→ Description of the task: Give the data again exactly as written, skipping any pictures.

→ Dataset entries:

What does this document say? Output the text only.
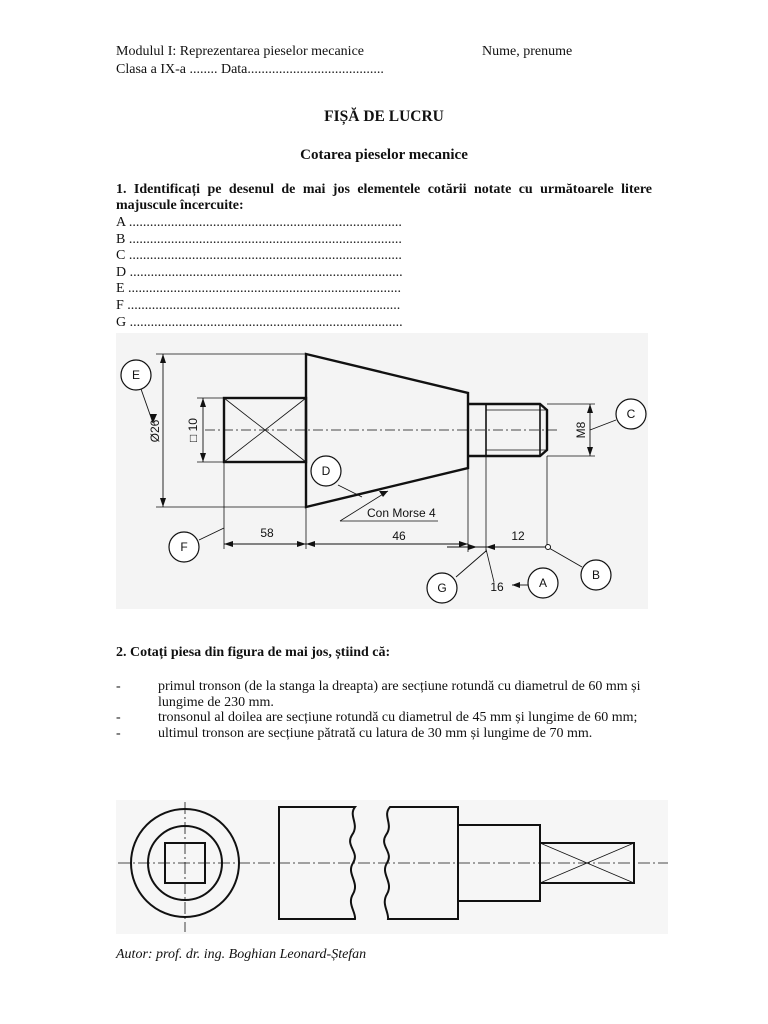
Modulul I: Reprezentarea pieselor mecanice
Clasa a IX-a ........ Data.......................................
Nume, prenume
FIȘĂ DE LUCRU
Cotarea pieselor mecanice
1. Identificați pe desenul de mai jos elementele cotării notate cu următoarele litere majuscule încercuite:
A ..............................................................................
B ..............................................................................
C ..............................................................................
D ..............................................................................
E ..............................................................................
F ..............................................................................
G ..............................................................................
E
D
C
F
G	A
B
Ø26 □ 10	M8
Con Morse 4
58	46	12
16
2. Cotați piesa din figura de mai jos, știind că:
-	primul tronson (de la stanga la dreapta) are secțiune rotundă cu diametrul de 60 mm și lungime de 230 mm.
-	tronsonul al doilea are secțiune rotundă cu diametrul de 45 mm și lungime de 60 mm;
-	ultimul tronson are secțiune pătrată cu latura de 30 mm și lungime de 70 mm.
Autor: prof. dr. ing. Boghian Leonard-Ștefan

→ Solution:
What does this document say? Output the text only.
Modulul I: Reprezentarea pieselor mecanice
Clasa a IX-a ........ Data.......................................
Nume, prenume
FIȘĂ DE LUCRU
Cotarea pieselor mecanice
1. Identificați pe desenul de mai jos elementele cotării notate cu următoarele litere majuscule încercuite:
A ..............................................................................
B ..............................................................................
C ..............................................................................
D ..............................................................................
E ..............................................................................
F ..............................................................................
G ..............................................................................
E
D
C
F
G	A
B
Ø26 □ 10	M8
Con Morse 4
58	46	12
16
2. Cotați piesa din figura de mai jos, știind că:
-	primul tronson (de la stanga la dreapta) are secțiune rotundă cu diametrul de 60 mm și lungime de 230 mm.
-	tronsonul al doilea are secțiune rotundă cu diametrul de 45 mm și lungime de 60 mm;
-	ultimul tronson are secțiune pătrată cu latura de 30 mm și lungime de 70 mm.
Autor: prof. dr. ing. Boghian Leonard-Ștefan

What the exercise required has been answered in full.